■ **WHAT YOU HAVE TO DO**
Copy all records verbatim.

■ **DATA TO USE**
## Begin

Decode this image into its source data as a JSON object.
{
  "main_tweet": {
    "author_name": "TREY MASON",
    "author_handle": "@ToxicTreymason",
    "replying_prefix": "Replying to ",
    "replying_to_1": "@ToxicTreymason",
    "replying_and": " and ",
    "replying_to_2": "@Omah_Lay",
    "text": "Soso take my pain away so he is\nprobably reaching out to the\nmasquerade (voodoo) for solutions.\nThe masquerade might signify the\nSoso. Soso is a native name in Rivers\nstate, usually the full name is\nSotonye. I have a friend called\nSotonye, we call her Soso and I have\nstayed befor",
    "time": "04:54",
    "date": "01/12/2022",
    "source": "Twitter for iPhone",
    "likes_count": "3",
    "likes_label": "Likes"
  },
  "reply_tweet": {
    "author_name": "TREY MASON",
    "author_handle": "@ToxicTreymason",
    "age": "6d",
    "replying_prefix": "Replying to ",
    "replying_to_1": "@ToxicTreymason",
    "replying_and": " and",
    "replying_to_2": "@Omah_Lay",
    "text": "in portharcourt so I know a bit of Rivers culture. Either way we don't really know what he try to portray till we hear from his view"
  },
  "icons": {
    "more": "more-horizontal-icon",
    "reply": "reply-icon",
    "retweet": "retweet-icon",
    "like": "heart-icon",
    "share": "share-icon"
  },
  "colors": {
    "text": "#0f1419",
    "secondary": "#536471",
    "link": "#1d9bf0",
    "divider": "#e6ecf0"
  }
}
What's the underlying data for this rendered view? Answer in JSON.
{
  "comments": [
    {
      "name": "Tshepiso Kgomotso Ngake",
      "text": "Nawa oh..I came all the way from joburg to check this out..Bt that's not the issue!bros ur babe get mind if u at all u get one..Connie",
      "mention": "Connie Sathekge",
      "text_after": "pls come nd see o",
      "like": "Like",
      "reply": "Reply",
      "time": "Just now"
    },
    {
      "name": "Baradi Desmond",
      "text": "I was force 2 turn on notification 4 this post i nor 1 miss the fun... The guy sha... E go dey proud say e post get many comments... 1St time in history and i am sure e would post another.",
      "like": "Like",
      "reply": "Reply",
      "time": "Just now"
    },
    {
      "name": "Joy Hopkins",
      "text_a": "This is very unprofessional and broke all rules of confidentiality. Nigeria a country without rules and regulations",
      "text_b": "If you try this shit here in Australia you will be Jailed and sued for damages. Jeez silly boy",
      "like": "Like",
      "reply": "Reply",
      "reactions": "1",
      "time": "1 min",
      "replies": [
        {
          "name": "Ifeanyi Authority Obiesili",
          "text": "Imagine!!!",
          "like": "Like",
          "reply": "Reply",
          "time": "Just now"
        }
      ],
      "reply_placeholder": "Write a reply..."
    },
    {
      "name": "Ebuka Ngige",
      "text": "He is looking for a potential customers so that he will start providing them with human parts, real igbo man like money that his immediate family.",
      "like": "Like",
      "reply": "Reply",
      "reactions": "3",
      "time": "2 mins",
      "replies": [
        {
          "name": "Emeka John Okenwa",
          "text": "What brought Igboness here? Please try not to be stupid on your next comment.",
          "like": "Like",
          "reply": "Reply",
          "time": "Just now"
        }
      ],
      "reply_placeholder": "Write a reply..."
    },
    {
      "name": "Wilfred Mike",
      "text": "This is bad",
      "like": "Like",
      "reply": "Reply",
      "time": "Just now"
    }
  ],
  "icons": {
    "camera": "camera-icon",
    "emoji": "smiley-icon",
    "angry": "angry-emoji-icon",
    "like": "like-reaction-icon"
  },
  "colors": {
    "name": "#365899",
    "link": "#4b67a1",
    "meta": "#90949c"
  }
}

## End

■ **SOLUTION TO THIS EXERCISE**
Decode this image into its source data as a JSON object.
{
  "main_tweet": {
    "author_name": "TREY MASON",
    "author_handle": "@ToxicTreymason",
    "replying_prefix": "Replying to ",
    "replying_to_1": "@ToxicTreymason",
    "replying_and": " and ",
    "replying_to_2": "@Omah_Lay",
    "text": "Soso take my pain away so he is\nprobably reaching out to the\nmasquerade (voodoo) for solutions.\nThe masquerade might signify the\nSoso. Soso is a native name in Rivers\nstate, usually the full name is\nSotonye. I have a friend called\nSotonye, we call her Soso and I have\nstayed befor",
    "time": "04:54",
    "date": "01/12/2022",
    "source": "Twitter for iPhone",
    "likes_count": "3",
    "likes_label": "Likes"
  },
  "reply_tweet": {
    "author_name": "TREY MASON",
    "author_handle": "@ToxicTreymason",
    "age": "6d",
    "replying_prefix": "Replying to ",
    "replying_to_1": "@ToxicTreymason",
    "replying_and": " and",
    "replying_to_2": "@Omah_Lay",
    "text": "in portharcourt so I know a bit of Rivers culture. Either way we don't really know what he try to portray till we hear from his view"
  },
  "icons": {
    "more": "more-horizontal-icon",
    "reply": "reply-icon",
    "retweet": "retweet-icon",
    "like": "heart-icon",
    "share": "share-icon"
  },
  "colors": {
    "text": "#0f1419",
    "secondary": "#536471",
    "link": "#1d9bf0",
    "divider": "#e6ecf0"
  }
}
What's the underlying data for this rendered view? Answer in JSON.
{
  "comments": [
    {
      "name": "Tshepiso Kgomotso Ngake",
      "text": "Nawa oh..I came all the way from joburg to check this out..Bt that's not the issue!bros ur babe get mind if u at all u get one..Connie",
      "mention": "Connie Sathekge",
      "text_after": "pls come nd see o",
      "like": "Like",
      "reply": "Reply",
      "time": "Just now"
    },
    {
      "name": "Baradi Desmond",
      "text": "I was force 2 turn on notification 4 this post i nor 1 miss the fun... The guy sha... E go dey proud say e post get many comments... 1St time in history and i am sure e would post another.",
      "like": "Like",
      "reply": "Reply",
      "time": "Just now"
    },
    {
      "name": "Joy Hopkins",
      "text_a": "This is very unprofessional and broke all rules of confidentiality. Nigeria a country without rules and regulations",
      "text_b": "If you try this shit here in Australia you will be Jailed and sued for damages. Jeez silly boy",
      "like": "Like",
      "reply": "Reply",
      "reactions": "1",
      "time": "1 min",
      "replies": [
        {
          "name": "Ifeanyi Authority Obiesili",
          "text": "Imagine!!!",
          "like": "Like",
          "reply": "Reply",
          "time": "Just now"
        }
      ],
      "reply_placeholder": "Write a reply..."
    },
    {
      "name": "Ebuka Ngige",
      "text": "He is looking for a potential customers so that he will start providing them with human parts, real igbo man like money that his immediate family.",
      "like": "Like",
      "reply": "Reply",
      "reactions": "3",
      "time": "2 mins",
      "replies": [
        {
          "name": "Emeka John Okenwa",
          "text": "What brought Igboness here? Please try not to be stupid on your next comment.",
          "like": "Like",
          "reply": "Reply",
          "time": "Just now"
        }
      ],
      "reply_placeholder": "Write a reply..."
    },
    {
      "name": "Wilfred Mike",
      "text": "This is bad",
      "like": "Like",
      "reply": "Reply",
      "time": "Just now"
    }
  ],
  "icons": {
    "camera": "camera-icon",
    "emoji": "smiley-icon",
    "angry": "angry-emoji-icon",
    "like": "like-reaction-icon"
  },
  "colors": {
    "name": "#365899",
    "link": "#4b67a1",
    "meta": "#90949c"
  }
}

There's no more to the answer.